FRAGMENTO SELECCIONADO —
□ □ □ □
Según la formalidad legal, ese crimen, al igual que los otros perpetrados
en las postrimerías del salinato y en el arranque del zedillismo,
está plenamente esclarecido y su responsable ha sido sancionado
conforme a derecho. Pero la muerte de Colosio, como antes la de Juan Jesús
Posadas Ocampo, y después la de José Francisco Ruiz Massieu,
es emblemática de la enorme distancia entre el discurso oficial
y la verosimilitud, distancia que hoy día alcanza dimensiones abismales.
La ineptitud policial y la posible acción de intereses
todavía ocultos hicieron que la tesis del asesino solitario acabara
convertida en verdad jurídica. Pero el sentido común de la
sociedad ha señalado, desde la tarde trágica del 23 de marzo
de 1994, que el homicidio del candidato presidencial priísta fue
la culminación de una conjura dentro del grupo gobernante en aquel
entonces, con posibles ramificaciones a sectores de gran poder económico,
financiero y delictivo. Los elementos del enrarecido ambiente de aquel
primer trimestre de ese año -la insurgencia indígena chiapaneca,
que en esas semanas empezaba a mostrarse a México y al mundo; las
agrias disputas palaciegas entre los hombres de Salinas, el auge del poder
del narcotráfico, así como un perceptible distanciamiento
entre el entonces presidente y el aspirante oficial a sucederlo, cuya campaña,
para colmo, no terminaba de prender en medio de aquella incertidumbre-
obligan a suponer que la muerte del sonorense no fue resultado de una aislada
mentalidad delirante, sino respuesta de un sector de la clase política
o de grupos de interés económico, o de una combinación
de ambos, a lo que se percibía como el inminente derrumbe del sistema.
□ □ □ □
DETALLES DEL EJERCICIO — Reproduce íntegro el fragmento sobre la muerte de Colosio, sin alterar una sola palabra ni signo. Trabaja solo con el fragmento.

MATERIAL EXTRAÍDO —
□ □ □ □
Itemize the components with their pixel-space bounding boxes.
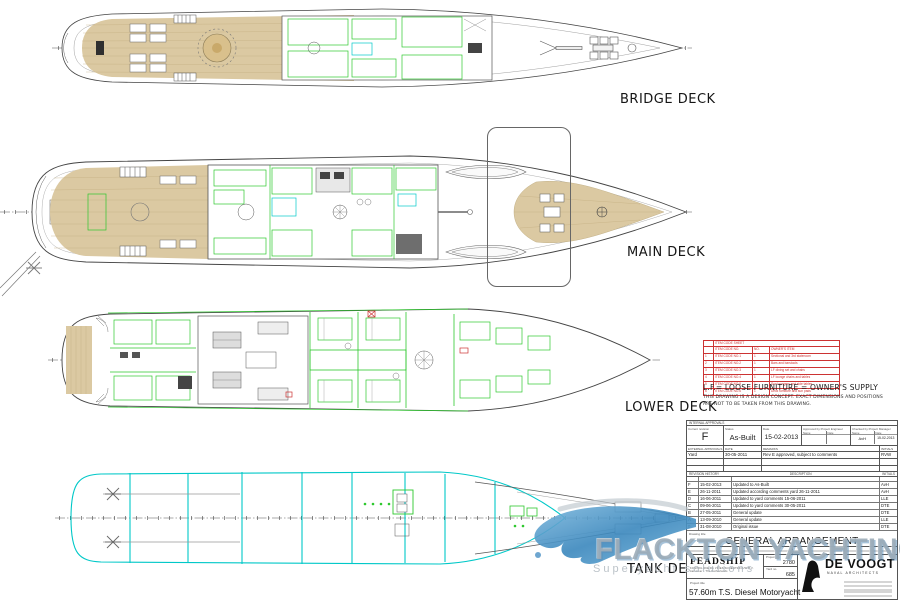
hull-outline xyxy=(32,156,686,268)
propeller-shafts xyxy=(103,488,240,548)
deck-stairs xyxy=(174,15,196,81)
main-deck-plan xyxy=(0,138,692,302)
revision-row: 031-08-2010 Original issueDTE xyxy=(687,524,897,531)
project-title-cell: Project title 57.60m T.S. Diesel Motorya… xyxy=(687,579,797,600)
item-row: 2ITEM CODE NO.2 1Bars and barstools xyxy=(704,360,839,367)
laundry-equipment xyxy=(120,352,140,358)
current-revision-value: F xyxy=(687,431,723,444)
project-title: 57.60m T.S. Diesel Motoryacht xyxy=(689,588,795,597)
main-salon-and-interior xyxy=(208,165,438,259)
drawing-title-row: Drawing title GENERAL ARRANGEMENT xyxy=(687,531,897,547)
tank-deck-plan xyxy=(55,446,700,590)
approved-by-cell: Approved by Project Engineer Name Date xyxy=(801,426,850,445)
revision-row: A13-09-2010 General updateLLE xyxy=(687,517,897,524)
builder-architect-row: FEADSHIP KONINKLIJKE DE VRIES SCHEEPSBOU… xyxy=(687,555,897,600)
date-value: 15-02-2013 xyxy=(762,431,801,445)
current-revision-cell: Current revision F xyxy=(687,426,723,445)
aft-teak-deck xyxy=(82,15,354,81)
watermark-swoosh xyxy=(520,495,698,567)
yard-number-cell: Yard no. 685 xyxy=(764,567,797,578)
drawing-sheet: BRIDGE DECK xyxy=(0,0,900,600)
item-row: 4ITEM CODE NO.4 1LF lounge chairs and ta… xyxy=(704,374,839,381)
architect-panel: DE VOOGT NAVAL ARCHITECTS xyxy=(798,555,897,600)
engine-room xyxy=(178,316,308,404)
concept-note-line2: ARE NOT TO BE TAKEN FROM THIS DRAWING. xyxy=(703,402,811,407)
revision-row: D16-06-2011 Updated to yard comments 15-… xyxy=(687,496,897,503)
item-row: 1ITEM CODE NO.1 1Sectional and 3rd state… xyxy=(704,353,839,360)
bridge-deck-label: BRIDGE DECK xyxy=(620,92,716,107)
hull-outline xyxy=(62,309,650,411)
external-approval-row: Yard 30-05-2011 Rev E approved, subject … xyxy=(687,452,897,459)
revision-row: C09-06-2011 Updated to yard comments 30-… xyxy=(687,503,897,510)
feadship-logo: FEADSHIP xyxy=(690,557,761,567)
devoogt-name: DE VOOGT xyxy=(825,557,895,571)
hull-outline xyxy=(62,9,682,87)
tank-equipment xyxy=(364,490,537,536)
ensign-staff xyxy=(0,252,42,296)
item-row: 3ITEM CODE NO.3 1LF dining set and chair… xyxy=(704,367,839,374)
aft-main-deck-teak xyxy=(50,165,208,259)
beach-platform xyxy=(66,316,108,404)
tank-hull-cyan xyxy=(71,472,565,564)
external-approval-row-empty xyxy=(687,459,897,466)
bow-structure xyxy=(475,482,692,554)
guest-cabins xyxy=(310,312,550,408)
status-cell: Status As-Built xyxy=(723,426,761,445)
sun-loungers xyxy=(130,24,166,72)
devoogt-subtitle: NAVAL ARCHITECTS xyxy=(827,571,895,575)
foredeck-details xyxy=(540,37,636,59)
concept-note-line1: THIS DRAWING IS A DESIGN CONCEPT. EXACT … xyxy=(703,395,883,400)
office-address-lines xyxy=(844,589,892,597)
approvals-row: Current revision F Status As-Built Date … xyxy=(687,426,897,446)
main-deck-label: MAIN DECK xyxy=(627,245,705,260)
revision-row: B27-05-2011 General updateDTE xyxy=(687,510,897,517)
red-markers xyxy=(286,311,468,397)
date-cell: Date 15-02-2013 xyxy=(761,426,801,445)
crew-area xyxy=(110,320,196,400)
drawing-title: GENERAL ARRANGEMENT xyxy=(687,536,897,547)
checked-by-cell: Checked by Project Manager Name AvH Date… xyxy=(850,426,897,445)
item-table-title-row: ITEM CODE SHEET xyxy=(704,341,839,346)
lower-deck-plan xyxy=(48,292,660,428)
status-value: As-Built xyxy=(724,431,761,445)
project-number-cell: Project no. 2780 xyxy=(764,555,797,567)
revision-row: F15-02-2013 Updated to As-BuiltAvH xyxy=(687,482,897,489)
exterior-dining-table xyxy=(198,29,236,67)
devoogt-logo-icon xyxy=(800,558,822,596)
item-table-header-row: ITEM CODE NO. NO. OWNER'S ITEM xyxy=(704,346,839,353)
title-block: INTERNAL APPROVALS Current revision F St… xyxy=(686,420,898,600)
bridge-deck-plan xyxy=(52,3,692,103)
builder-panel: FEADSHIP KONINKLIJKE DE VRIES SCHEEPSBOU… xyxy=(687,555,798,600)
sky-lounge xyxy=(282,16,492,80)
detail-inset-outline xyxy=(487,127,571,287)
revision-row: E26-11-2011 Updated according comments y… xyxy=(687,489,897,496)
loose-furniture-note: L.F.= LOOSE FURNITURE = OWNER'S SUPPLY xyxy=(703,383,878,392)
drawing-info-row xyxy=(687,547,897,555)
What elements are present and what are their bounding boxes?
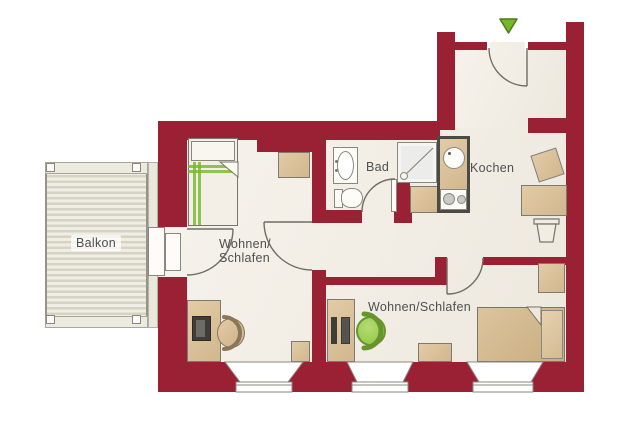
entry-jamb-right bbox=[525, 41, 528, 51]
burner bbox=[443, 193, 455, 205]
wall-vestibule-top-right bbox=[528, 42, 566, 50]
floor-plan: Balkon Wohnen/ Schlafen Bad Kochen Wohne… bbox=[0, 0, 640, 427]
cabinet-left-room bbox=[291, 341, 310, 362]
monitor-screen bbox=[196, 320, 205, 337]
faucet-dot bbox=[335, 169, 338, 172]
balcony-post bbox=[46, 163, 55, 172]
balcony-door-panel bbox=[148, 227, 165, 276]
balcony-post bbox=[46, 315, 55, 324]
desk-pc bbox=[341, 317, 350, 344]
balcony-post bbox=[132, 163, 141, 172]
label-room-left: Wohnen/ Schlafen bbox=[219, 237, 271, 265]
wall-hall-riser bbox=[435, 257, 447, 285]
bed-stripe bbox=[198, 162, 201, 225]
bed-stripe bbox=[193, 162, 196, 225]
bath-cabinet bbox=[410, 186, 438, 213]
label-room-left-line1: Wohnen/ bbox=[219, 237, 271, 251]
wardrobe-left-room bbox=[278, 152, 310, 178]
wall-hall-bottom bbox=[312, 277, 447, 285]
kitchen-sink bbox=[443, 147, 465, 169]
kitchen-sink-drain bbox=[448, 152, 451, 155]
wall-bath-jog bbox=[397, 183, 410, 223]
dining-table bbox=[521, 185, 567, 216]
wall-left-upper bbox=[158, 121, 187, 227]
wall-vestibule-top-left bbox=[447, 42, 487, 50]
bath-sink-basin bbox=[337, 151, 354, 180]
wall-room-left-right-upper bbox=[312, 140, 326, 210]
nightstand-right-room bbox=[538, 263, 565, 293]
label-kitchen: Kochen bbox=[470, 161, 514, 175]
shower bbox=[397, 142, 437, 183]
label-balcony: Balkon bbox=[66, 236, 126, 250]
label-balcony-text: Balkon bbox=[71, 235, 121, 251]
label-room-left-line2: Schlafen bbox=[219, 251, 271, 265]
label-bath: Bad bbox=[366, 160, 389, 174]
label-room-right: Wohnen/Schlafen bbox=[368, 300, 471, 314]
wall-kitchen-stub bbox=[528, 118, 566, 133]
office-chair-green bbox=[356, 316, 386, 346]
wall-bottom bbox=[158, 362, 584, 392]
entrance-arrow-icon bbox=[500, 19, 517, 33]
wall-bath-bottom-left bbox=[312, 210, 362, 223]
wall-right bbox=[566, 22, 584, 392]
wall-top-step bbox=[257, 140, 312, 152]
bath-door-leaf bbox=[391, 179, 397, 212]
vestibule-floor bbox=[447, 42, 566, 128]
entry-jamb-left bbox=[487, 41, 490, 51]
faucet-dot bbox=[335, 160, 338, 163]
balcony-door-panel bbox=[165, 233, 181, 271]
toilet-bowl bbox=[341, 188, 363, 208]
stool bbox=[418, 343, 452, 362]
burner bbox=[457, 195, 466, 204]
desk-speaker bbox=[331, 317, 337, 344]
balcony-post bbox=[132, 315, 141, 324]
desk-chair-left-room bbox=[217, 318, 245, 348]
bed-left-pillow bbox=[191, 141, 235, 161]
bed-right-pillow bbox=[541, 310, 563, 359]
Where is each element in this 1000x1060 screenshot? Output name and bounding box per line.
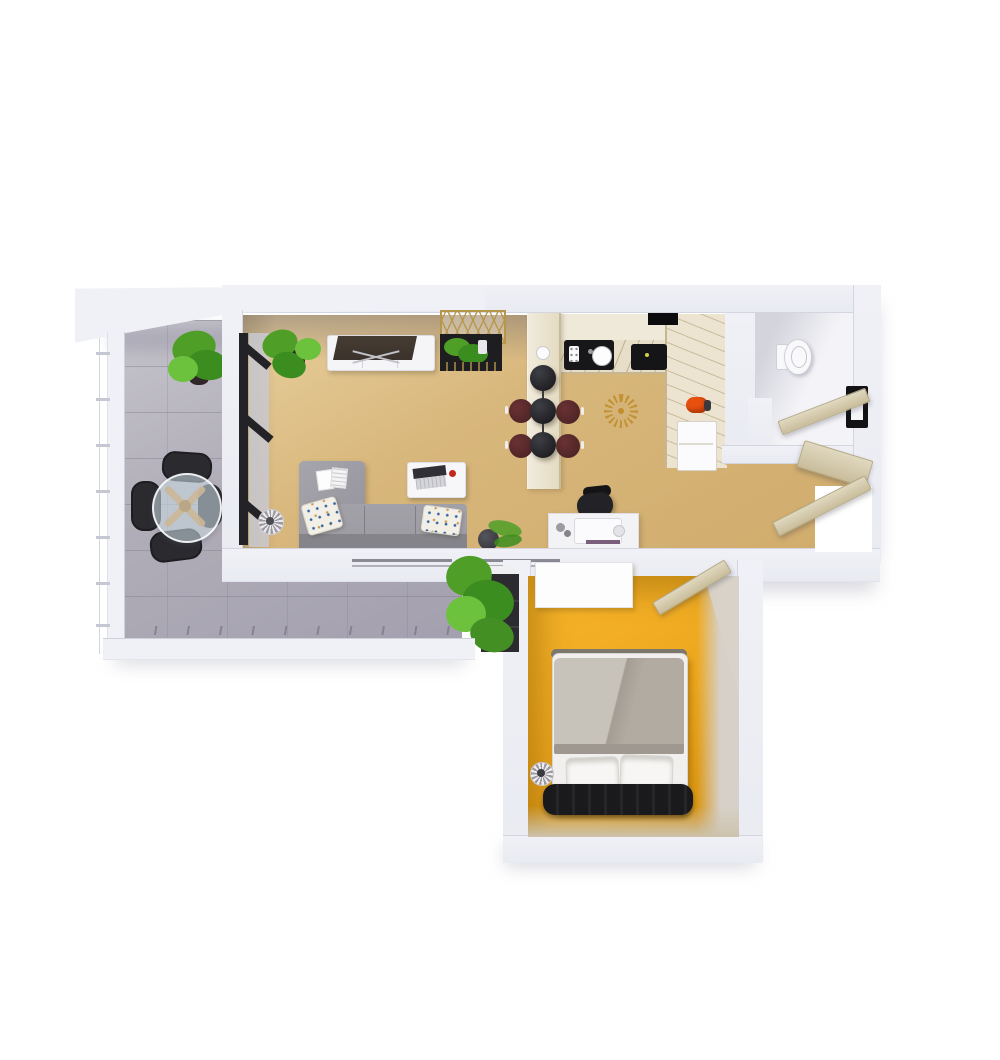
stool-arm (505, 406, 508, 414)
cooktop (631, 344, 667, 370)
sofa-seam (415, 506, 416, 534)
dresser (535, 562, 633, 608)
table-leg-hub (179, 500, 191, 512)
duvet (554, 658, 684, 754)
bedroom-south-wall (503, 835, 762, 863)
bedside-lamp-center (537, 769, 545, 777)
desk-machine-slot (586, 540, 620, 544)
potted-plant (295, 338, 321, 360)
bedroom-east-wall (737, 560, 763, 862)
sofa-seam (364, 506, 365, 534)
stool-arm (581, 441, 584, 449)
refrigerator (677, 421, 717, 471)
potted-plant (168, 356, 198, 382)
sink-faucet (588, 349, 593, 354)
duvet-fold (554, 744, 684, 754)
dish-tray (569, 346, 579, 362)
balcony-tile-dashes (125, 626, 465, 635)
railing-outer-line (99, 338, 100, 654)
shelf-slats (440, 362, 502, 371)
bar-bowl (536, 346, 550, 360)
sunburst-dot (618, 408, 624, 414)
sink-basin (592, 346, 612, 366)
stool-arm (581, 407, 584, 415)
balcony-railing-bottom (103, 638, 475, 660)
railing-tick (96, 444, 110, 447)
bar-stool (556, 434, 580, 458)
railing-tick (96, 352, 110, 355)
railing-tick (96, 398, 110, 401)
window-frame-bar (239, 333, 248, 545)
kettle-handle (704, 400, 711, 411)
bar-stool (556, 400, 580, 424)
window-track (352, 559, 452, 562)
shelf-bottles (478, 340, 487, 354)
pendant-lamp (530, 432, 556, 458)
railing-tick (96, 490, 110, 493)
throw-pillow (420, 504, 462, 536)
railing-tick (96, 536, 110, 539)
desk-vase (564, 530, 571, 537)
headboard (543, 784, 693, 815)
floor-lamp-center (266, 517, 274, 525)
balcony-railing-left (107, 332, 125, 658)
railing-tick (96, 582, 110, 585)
□ □ □ □
RESPUESTA —
Según la formalidad legal, ese crimen, al igual que los otros perpetrados
en las postrimerías del salinato y en el arranque del zedillismo,
está plenamente esclarecido y su responsable ha sido sancionado
conforme a derecho. Pero la muerte de Colosio, como antes la de Juan Jesús
Posadas Ocampo, y después la de José Francisco Ruiz Massieu,
es emblemática de la enorme distancia entre el discurso oficial
y la verosimilitud, distancia que hoy día alcanza dimensiones abismales.
La ineptitud policial y la posible acción de intereses
todavía ocultos hicieron que la tesis del asesino solitario acabara
convertida en verdad jurídica. Pero el sentido común de la
sociedad ha señalado, desde la tarde trágica del 23 de marzo
de 1994, que el homicidio del candidato presidencial priísta fue
la culminación de una conjura dentro del grupo gobernante en aquel
entonces, con posibles ramificaciones a sectores de gran poder económico,
financiero y delictivo. Los elementos del enrarecido ambiente de aquel
primer trimestre de ese año -la insurgencia indígena chiapaneca,
que en esas semanas empezaba a mostrarse a México y al mundo; las
agrias disputas palaciegas entre los hombres de Salinas, el auge del poder
del narcotráfico, así como un perceptible distanciamiento
entre el entonces presidente y el aspirante oficial a sucederlo, cuya campaña,
para colmo, no terminaba de prender en medio de aquella incertidumbre-
obligan a suponer que la muerte del sonorense no fue resultado de una aislada
mentalidad delirante, sino respuesta de un sector de la clase política
o de grupos de interés económico, o de una combinación
de ambos, a lo que se percibía como el inminente derrumbe del sistema.